(Figure data in JSON)

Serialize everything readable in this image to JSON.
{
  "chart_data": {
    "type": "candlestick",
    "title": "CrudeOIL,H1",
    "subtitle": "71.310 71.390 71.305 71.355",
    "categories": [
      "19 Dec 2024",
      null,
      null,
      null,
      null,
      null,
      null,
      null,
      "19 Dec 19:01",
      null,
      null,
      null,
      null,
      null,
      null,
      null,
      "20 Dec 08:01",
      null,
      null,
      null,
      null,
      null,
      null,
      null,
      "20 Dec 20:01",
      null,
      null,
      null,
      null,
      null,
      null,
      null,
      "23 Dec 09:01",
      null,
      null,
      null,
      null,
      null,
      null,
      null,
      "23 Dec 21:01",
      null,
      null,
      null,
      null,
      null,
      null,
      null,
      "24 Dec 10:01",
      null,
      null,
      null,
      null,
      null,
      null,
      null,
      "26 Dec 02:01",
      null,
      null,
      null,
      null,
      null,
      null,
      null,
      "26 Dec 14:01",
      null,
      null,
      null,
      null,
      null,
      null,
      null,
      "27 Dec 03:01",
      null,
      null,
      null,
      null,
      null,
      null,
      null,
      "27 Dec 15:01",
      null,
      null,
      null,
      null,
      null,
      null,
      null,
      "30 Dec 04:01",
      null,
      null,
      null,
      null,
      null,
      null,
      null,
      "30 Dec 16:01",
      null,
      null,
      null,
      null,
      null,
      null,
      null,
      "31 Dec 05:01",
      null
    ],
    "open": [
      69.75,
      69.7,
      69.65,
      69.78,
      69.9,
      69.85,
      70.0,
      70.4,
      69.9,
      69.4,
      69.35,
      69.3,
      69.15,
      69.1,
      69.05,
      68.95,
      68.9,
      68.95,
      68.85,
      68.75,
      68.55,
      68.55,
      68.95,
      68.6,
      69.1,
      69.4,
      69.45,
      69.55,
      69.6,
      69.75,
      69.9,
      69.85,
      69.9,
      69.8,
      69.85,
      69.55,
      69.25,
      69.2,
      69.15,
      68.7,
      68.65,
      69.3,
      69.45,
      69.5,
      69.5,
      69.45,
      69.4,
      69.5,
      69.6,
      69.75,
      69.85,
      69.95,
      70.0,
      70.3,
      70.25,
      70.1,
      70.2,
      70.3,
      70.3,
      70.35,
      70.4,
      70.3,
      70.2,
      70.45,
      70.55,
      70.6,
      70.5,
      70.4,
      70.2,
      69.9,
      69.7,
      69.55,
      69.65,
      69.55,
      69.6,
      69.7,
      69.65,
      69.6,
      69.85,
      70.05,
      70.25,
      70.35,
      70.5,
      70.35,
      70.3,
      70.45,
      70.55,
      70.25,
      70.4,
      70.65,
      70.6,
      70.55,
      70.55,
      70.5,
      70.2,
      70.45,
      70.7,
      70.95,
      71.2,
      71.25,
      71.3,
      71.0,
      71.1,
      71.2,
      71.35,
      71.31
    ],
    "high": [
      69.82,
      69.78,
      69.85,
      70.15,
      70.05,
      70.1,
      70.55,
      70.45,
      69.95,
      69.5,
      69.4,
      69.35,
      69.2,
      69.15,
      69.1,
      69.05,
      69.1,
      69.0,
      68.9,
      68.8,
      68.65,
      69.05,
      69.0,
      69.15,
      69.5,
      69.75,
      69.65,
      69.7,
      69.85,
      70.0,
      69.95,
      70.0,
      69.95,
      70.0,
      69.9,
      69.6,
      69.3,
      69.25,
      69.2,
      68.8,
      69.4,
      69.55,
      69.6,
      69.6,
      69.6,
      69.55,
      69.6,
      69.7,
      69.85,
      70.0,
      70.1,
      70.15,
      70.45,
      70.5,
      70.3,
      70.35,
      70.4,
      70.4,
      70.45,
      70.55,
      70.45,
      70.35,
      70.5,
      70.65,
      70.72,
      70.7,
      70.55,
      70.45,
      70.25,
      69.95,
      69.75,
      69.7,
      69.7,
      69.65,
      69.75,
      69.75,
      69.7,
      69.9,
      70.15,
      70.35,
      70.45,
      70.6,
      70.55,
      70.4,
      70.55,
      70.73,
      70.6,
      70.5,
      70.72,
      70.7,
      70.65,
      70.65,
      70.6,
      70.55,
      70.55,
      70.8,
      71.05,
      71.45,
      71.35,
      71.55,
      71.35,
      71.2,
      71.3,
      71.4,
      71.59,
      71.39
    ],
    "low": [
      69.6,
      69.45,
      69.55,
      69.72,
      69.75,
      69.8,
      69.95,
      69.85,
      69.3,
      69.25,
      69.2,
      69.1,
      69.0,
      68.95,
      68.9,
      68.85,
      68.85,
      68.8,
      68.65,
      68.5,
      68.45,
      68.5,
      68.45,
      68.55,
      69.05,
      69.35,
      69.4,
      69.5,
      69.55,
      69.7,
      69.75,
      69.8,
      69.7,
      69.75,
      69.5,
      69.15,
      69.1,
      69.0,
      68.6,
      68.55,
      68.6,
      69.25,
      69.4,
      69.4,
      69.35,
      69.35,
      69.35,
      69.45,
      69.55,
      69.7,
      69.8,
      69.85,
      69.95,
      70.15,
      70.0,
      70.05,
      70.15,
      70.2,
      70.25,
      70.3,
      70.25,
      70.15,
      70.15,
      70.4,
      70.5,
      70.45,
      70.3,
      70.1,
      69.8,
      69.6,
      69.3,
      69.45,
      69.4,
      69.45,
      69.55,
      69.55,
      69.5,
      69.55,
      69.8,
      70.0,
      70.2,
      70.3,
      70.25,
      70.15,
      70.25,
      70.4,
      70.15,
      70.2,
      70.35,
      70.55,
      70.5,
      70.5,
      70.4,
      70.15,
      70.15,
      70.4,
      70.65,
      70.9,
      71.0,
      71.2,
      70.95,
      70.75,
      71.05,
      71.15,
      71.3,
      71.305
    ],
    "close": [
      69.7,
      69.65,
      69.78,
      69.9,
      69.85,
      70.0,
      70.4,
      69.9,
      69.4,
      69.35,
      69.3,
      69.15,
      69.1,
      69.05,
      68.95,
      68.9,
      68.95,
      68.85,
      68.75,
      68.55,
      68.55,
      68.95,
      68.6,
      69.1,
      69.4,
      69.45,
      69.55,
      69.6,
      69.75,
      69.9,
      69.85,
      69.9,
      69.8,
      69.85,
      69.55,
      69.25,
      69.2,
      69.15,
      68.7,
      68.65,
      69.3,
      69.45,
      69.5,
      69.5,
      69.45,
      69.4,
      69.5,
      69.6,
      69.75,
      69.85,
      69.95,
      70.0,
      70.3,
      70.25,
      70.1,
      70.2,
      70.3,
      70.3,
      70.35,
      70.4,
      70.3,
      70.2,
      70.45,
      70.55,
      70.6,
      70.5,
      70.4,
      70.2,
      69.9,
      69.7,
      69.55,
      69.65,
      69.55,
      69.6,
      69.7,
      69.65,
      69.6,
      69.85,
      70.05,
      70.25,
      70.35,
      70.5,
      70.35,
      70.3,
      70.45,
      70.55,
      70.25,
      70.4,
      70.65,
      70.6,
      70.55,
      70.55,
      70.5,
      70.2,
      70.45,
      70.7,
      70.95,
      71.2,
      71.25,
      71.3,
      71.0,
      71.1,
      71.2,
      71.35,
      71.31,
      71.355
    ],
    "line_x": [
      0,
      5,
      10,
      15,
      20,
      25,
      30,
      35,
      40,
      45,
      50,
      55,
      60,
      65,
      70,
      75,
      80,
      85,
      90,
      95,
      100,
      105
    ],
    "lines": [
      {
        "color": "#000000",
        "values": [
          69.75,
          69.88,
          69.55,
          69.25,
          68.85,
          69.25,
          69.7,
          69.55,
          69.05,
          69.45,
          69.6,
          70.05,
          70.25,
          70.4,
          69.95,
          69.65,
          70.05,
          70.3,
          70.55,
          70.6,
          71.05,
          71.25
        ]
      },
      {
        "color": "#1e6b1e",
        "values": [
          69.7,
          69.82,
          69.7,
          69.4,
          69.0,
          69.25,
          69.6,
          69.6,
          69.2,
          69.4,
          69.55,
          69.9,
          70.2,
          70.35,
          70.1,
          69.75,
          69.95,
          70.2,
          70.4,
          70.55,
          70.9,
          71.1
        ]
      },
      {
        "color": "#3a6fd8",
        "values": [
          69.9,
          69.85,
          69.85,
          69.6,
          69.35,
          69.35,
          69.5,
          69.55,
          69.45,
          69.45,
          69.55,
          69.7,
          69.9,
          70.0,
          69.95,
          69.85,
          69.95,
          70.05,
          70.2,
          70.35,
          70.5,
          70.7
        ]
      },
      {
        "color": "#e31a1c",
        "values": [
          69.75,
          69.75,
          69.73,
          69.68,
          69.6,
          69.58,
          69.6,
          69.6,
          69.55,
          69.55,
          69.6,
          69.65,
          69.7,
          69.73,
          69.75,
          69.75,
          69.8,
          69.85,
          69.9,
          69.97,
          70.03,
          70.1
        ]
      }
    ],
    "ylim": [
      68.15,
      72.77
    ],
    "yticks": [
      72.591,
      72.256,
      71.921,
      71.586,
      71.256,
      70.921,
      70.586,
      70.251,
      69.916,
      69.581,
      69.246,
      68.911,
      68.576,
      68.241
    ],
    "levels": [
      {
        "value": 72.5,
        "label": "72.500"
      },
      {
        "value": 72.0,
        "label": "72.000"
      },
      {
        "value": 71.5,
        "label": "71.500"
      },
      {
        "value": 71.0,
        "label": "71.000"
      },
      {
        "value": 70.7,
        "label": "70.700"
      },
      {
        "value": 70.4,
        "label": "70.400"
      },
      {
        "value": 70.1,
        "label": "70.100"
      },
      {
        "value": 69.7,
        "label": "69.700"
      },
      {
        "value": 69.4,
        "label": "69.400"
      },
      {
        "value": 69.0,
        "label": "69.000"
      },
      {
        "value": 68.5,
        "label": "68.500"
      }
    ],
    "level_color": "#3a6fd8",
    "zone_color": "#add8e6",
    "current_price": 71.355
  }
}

* Exercise goal: In the entries above, identify each line that includes the string "label", then copy it.

* Answer below:
        "label": "72.500"
        "label": "72.000"
        "label": "71.500"
        "label": "71.000"
        "label": "70.700"
        "label": "70.400"
        "label": "70.100"
        "label": "69.700"
        "label": "69.400"
        "label": "69.000"
        "label": "68.500"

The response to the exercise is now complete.